(SUPPLIED ENTRIES)

## begin

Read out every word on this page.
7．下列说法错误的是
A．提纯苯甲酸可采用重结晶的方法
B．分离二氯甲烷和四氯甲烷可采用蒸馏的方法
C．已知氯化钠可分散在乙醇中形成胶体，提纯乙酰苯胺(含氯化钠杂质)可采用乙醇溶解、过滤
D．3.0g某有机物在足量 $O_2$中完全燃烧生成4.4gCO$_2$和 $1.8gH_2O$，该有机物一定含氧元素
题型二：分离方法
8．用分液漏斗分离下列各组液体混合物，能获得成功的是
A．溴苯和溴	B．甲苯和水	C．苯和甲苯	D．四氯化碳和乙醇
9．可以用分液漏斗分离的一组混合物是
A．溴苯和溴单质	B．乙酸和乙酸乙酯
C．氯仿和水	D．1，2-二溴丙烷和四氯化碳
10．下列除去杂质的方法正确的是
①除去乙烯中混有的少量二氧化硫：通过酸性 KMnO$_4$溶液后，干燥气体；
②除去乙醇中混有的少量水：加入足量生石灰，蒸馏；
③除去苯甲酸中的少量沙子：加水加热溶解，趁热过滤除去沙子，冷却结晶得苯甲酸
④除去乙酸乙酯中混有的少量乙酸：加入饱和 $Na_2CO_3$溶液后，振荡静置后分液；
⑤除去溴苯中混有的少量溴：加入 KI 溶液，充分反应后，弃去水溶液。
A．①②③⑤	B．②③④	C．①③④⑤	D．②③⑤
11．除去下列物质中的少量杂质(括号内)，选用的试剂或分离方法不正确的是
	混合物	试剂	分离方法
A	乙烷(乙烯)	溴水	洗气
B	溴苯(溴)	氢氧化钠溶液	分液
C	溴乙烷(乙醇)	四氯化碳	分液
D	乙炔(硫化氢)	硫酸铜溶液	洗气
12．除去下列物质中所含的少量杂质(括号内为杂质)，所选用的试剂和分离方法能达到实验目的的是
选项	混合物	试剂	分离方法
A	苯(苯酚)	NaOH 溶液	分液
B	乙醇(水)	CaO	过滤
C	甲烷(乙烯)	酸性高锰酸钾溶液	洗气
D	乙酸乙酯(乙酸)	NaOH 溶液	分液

## end
## begin

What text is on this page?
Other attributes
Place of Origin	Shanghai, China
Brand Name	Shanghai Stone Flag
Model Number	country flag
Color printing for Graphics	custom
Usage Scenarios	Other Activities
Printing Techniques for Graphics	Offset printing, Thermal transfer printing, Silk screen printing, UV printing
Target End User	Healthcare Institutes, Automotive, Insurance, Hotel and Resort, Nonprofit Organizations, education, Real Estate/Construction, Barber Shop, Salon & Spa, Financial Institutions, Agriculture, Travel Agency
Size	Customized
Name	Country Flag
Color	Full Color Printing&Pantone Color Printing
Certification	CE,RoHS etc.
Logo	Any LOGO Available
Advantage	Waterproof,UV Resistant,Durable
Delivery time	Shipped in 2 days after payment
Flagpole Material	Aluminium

## end

(SHORT TASK)
Copy every line of the records above that holds the word "Other".

(OUTPUT OF THE TASK)
Other attributes
Usage Scenarios	Other Activities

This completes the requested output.